WRITTEN REQUEST:
Count lines, not occurrences: report how many lines in the records hold the string "JSON", and nothing else.

· · · · ·

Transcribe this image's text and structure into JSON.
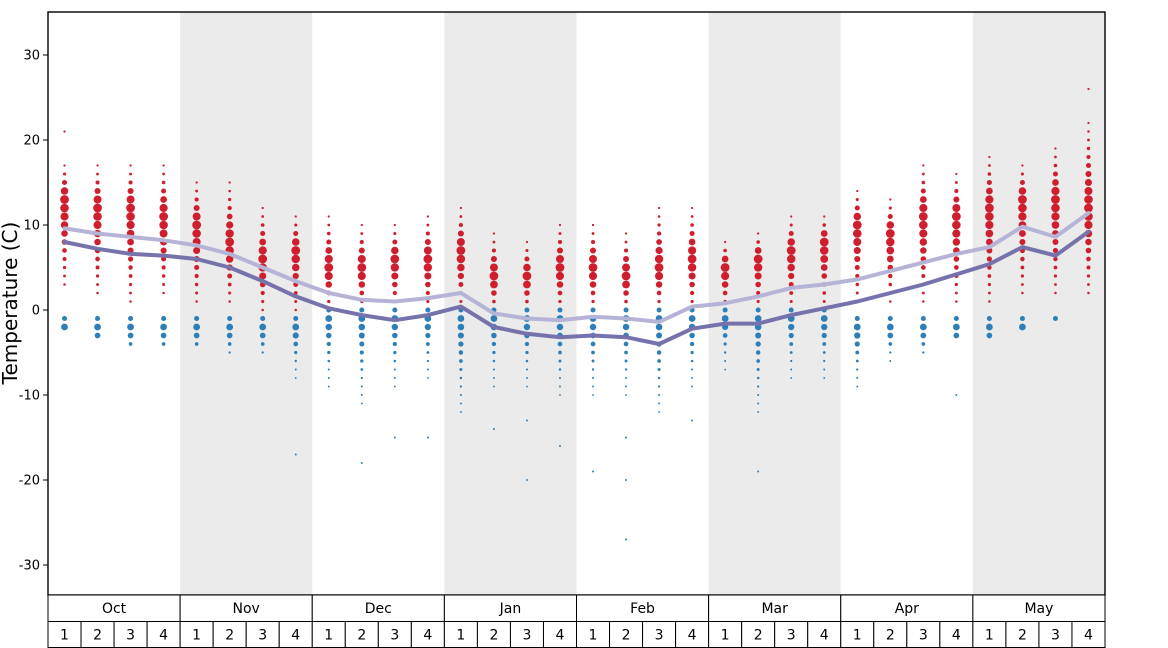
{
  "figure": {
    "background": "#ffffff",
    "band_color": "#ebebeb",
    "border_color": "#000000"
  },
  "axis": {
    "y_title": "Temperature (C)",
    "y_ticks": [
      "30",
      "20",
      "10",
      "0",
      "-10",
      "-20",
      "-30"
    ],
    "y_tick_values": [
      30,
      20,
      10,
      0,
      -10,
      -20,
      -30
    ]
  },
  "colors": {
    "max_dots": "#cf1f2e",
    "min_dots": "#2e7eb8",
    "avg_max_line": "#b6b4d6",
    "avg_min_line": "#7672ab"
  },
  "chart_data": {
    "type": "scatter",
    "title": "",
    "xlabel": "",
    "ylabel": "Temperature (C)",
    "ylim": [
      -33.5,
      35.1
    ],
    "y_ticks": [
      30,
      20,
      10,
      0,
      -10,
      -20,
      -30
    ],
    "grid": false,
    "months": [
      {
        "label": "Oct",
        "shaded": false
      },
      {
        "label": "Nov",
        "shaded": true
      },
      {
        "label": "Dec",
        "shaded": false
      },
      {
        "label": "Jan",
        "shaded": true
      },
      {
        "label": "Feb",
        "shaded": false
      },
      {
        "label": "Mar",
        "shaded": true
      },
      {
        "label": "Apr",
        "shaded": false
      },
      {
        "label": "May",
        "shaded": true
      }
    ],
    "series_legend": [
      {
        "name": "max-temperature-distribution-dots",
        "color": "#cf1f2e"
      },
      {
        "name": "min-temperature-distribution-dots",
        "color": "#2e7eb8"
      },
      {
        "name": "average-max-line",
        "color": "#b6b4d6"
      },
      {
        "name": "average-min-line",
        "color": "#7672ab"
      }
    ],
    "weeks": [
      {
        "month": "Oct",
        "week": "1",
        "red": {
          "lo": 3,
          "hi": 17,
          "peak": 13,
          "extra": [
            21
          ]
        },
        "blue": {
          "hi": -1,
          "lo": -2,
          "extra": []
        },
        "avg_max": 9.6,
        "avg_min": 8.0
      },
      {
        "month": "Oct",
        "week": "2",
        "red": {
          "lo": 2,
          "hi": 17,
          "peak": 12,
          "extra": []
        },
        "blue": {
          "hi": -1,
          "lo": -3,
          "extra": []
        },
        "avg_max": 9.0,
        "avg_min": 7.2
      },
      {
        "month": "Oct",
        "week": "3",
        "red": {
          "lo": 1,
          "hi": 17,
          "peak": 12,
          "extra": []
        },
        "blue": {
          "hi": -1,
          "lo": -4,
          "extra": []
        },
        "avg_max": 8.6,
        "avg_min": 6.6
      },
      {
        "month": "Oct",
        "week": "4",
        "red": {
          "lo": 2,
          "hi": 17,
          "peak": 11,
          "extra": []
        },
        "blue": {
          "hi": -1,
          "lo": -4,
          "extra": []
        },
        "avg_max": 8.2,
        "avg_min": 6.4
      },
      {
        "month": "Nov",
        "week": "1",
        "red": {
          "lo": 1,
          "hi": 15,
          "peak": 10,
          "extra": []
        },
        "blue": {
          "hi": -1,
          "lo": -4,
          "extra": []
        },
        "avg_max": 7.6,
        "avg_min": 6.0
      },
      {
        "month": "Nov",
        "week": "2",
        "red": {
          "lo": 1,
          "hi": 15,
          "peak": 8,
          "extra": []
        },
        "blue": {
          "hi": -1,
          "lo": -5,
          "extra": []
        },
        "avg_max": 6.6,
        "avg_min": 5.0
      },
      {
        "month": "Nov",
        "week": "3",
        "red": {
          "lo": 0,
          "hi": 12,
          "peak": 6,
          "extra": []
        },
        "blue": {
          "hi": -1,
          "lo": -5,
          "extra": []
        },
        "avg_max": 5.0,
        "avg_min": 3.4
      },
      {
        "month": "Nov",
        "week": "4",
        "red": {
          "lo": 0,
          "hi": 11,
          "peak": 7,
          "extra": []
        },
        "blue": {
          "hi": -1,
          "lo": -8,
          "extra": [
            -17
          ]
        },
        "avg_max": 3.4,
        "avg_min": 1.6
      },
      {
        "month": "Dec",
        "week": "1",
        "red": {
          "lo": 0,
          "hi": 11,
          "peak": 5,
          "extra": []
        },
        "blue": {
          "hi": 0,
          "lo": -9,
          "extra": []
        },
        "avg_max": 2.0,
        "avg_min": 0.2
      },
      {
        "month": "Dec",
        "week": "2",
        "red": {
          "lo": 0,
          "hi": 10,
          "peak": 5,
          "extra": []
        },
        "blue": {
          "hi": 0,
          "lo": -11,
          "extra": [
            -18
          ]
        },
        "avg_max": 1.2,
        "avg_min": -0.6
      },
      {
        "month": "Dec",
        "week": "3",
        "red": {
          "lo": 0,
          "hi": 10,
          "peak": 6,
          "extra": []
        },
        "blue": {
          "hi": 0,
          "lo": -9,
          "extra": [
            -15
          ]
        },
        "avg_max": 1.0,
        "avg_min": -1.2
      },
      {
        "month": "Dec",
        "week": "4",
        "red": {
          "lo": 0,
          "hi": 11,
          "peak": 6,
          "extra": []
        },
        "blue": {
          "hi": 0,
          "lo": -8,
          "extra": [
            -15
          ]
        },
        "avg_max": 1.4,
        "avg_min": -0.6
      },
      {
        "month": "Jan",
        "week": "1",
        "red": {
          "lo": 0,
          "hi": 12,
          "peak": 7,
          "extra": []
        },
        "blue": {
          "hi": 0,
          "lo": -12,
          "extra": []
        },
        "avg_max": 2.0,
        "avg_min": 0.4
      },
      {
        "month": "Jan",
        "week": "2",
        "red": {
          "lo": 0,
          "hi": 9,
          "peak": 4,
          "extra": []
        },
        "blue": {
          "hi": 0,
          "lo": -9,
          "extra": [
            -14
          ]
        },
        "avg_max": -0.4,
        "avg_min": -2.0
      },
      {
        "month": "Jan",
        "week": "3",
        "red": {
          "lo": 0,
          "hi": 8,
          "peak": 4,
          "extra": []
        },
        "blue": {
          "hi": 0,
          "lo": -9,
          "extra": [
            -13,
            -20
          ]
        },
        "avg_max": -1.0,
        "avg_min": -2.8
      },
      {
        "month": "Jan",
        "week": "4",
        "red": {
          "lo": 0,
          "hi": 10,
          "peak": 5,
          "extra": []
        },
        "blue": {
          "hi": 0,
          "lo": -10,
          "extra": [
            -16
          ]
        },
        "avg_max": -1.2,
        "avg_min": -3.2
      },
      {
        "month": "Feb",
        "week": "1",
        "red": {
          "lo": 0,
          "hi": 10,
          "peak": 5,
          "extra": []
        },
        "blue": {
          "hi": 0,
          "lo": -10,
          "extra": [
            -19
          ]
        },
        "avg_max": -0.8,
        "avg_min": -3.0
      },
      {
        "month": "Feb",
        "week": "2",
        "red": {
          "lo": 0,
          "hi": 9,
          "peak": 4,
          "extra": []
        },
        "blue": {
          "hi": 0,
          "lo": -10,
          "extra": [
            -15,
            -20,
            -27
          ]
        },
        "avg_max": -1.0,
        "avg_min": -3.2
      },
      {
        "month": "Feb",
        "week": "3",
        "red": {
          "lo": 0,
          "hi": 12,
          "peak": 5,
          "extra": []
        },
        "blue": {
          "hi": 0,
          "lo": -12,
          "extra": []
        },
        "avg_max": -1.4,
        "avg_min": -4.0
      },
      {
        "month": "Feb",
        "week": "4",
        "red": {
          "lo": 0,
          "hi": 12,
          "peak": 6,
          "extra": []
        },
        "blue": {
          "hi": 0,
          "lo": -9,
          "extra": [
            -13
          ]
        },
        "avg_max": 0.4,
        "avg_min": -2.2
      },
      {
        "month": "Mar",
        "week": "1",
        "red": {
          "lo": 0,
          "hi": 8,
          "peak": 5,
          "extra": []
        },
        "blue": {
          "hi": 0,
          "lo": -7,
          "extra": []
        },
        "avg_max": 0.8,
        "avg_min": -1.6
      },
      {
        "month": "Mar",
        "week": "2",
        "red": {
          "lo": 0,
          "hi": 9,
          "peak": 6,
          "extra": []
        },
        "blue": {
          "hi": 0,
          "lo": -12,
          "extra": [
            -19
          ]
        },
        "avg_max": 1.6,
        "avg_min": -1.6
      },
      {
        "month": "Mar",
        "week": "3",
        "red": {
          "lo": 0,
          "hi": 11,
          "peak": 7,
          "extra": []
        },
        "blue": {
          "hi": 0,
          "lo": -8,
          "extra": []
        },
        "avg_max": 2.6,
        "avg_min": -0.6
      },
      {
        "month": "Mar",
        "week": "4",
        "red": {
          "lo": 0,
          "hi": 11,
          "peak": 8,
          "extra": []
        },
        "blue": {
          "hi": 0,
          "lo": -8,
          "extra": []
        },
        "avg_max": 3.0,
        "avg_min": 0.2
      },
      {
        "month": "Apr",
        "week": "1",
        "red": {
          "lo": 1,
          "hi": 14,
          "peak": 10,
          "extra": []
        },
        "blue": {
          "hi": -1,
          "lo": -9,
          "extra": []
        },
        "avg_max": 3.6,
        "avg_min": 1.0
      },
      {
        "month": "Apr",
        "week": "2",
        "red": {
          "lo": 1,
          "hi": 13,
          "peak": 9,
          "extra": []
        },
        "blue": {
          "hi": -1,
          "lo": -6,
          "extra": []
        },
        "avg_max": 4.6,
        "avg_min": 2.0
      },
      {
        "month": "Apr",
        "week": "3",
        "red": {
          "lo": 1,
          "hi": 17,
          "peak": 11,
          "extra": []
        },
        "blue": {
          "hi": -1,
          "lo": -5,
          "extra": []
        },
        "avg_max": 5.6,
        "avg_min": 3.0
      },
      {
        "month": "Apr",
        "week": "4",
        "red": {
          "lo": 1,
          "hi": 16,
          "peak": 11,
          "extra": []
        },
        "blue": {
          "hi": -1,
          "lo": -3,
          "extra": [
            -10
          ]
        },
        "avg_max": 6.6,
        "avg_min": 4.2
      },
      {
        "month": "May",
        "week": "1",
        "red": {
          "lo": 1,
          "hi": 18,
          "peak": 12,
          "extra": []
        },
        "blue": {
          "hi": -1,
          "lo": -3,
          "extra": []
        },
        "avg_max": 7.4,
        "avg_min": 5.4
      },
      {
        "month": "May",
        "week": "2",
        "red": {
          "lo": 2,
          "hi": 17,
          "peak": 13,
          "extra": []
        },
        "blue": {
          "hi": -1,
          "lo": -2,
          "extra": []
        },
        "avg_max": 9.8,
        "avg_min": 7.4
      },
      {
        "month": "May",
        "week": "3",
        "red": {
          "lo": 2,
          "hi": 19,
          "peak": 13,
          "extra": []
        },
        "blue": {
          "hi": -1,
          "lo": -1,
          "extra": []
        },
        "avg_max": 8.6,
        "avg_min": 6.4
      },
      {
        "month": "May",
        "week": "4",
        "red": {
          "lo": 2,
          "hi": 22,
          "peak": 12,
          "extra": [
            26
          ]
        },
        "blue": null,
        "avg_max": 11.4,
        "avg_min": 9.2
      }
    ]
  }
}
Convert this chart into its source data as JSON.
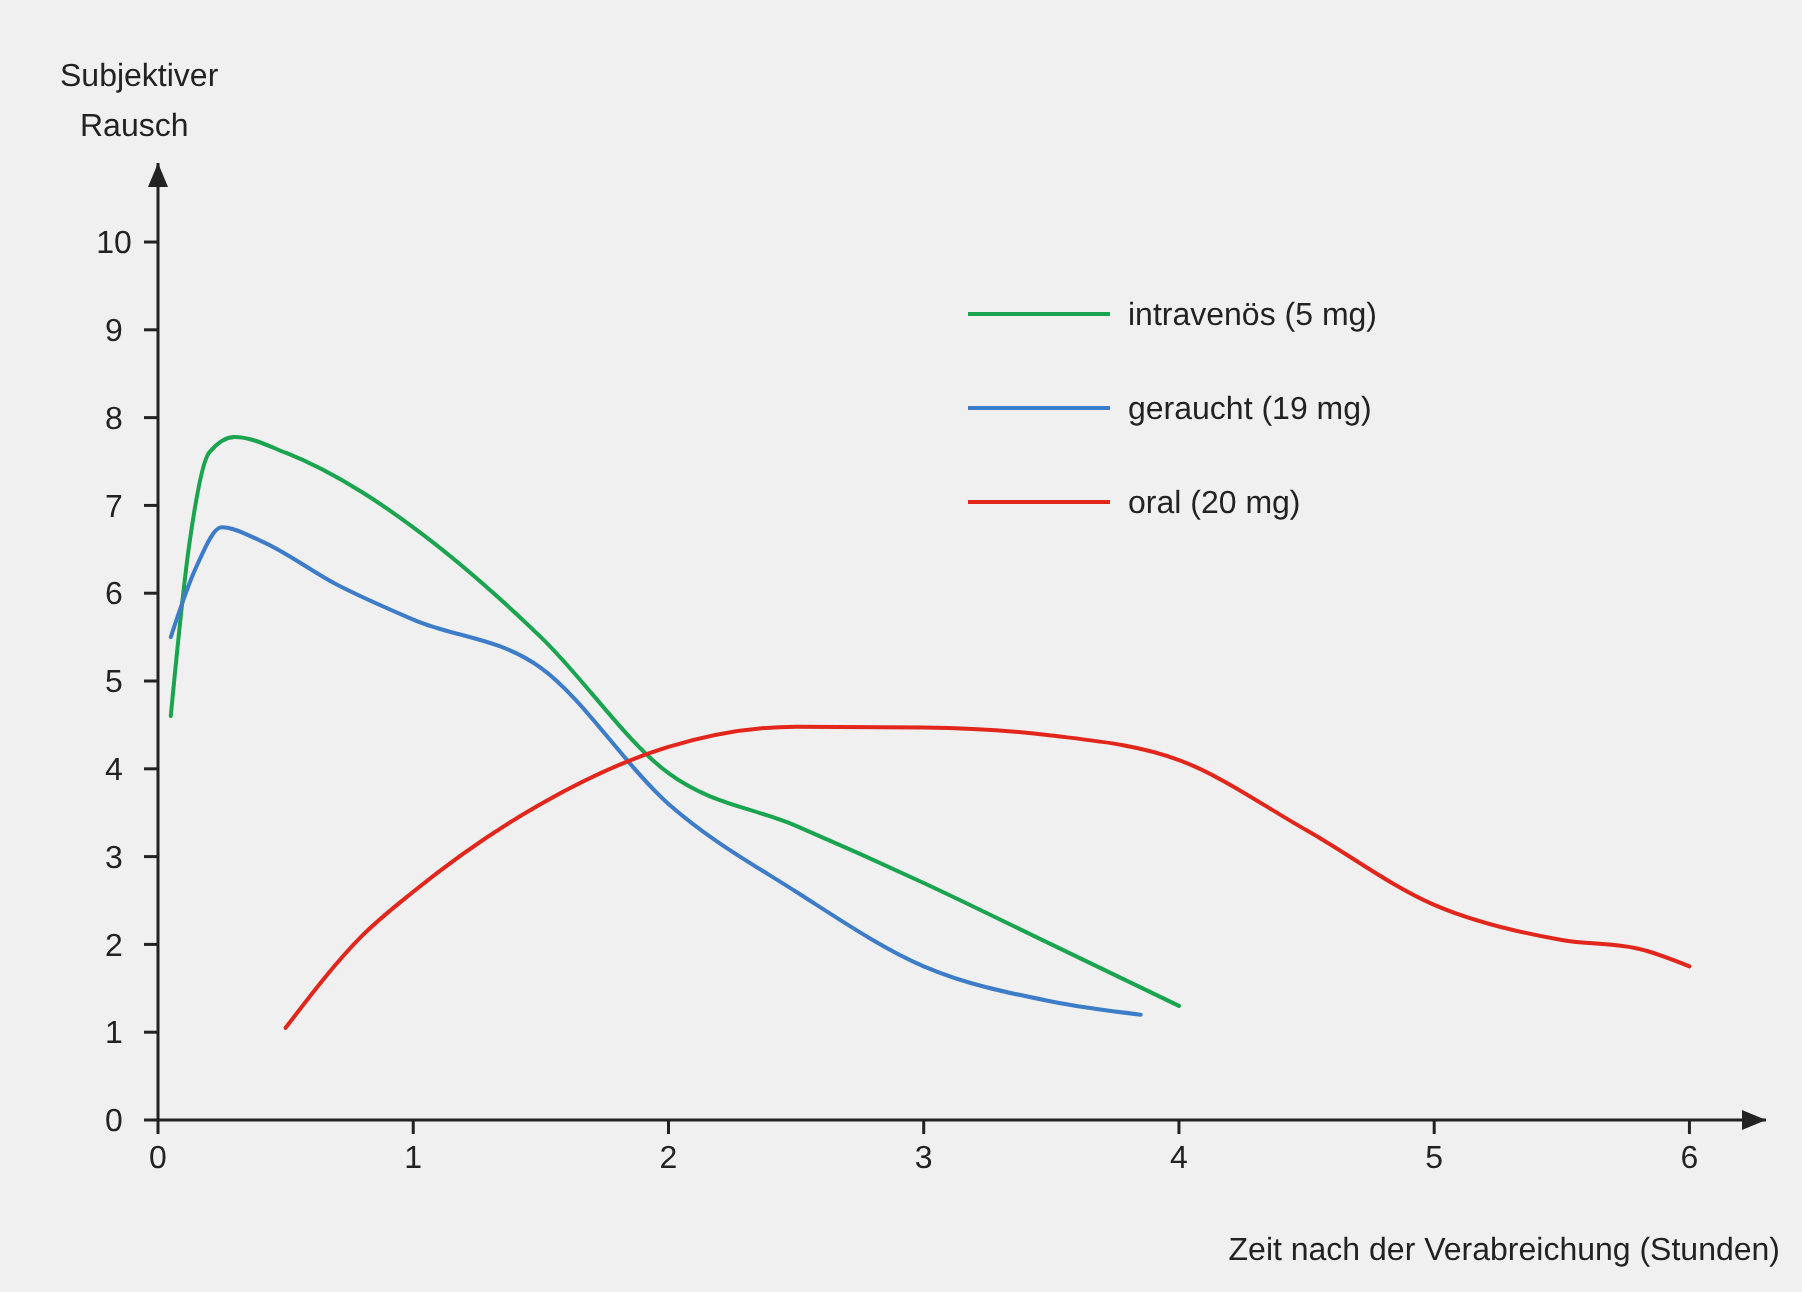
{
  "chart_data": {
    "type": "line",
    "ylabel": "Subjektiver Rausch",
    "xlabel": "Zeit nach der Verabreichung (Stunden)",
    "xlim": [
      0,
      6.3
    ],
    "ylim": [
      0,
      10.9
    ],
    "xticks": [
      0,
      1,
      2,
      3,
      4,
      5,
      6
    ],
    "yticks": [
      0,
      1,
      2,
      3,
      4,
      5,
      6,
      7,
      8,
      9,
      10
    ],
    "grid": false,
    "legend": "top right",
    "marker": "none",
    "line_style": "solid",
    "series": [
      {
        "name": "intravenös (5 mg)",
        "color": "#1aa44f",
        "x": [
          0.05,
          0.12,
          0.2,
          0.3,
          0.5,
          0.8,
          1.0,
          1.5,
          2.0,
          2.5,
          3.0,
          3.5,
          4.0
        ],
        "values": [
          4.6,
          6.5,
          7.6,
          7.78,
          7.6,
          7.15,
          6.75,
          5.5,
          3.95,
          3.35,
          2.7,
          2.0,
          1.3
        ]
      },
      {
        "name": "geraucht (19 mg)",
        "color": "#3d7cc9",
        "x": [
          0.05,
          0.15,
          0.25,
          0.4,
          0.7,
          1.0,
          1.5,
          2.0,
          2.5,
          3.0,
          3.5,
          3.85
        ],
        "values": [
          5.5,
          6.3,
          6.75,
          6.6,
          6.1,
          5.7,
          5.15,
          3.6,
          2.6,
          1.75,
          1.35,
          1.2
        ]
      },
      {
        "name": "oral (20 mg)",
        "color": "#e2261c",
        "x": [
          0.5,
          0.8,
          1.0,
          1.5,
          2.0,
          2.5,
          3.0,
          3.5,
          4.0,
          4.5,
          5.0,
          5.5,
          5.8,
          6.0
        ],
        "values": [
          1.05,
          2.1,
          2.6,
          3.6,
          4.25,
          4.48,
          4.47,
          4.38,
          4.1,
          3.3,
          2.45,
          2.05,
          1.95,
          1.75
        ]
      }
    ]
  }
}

· · · · ·

ANSWER IN FULL:
2